> YOUR TASK:
In the listing that follows, how many lines contain the string "Human"? Provide only the number.

(Saved data entries)
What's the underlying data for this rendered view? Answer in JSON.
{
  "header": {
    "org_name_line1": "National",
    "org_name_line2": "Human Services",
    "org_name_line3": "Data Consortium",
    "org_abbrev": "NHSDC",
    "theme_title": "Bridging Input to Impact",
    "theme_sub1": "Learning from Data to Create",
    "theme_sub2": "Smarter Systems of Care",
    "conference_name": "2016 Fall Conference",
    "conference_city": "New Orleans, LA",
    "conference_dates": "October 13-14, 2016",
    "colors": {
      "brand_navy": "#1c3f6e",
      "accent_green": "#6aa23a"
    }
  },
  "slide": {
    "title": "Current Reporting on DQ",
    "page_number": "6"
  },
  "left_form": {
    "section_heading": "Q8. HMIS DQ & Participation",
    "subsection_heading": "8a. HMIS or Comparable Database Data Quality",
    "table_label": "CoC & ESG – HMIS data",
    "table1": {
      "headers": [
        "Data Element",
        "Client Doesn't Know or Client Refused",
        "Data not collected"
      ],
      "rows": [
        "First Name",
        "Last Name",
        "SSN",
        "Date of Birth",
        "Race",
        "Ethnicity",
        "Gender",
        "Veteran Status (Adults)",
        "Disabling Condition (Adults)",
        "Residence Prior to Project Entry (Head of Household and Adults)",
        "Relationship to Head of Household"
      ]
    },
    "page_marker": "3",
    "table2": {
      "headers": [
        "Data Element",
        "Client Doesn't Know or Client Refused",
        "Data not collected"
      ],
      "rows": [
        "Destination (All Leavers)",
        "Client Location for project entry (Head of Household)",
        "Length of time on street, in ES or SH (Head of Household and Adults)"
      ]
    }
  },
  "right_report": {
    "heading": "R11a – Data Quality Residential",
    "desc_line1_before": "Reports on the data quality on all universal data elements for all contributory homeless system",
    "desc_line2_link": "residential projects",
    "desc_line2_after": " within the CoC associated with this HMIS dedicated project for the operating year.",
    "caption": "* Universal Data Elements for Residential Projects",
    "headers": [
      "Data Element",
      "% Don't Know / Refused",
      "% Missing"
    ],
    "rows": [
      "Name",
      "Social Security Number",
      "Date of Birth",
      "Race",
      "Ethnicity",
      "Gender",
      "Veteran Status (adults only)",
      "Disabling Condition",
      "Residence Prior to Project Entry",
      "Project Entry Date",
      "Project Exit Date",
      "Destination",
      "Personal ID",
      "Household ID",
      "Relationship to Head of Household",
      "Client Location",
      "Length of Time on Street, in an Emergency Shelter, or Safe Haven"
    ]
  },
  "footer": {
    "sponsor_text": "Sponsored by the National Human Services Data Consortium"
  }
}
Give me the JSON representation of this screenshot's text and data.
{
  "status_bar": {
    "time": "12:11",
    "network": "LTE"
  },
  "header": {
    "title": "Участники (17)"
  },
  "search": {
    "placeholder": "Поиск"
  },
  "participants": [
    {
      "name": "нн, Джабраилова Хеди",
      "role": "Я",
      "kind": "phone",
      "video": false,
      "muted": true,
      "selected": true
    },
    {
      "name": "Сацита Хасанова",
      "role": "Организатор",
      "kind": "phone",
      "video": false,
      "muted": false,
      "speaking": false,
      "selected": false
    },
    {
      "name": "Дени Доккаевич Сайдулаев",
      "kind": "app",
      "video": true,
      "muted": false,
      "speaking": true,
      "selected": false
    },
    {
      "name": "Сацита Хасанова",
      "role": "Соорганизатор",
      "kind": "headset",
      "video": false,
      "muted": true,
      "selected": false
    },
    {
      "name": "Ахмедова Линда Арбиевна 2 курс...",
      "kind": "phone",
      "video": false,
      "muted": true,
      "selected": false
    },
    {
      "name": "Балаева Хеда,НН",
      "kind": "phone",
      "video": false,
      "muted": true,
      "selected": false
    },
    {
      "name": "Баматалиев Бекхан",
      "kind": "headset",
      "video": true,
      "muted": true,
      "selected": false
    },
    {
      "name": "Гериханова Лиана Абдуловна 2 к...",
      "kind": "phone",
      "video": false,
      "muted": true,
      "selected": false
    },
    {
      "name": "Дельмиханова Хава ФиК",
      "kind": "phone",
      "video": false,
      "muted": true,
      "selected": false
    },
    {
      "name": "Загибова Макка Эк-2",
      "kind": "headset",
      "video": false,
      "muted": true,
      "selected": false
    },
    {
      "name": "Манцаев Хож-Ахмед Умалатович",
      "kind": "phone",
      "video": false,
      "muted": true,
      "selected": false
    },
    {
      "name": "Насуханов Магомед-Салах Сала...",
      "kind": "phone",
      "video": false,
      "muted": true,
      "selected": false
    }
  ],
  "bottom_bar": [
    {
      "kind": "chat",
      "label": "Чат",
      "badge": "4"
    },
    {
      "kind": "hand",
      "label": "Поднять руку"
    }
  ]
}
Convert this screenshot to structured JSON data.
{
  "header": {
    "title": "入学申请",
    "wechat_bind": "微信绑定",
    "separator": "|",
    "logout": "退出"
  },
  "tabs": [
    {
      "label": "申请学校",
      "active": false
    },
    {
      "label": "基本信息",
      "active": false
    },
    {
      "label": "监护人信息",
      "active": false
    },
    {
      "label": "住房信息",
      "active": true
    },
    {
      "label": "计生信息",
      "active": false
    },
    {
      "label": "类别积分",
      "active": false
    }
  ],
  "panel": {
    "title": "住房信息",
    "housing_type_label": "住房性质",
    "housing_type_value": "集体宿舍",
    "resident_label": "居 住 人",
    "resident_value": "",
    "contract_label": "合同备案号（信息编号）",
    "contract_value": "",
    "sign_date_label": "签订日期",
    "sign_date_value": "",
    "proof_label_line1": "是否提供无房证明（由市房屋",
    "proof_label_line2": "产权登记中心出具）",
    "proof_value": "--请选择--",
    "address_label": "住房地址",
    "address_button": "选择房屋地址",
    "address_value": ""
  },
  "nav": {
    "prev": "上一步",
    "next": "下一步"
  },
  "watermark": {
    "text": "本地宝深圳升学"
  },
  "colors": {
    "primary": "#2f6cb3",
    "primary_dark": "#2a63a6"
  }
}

> TASK RESULT:
2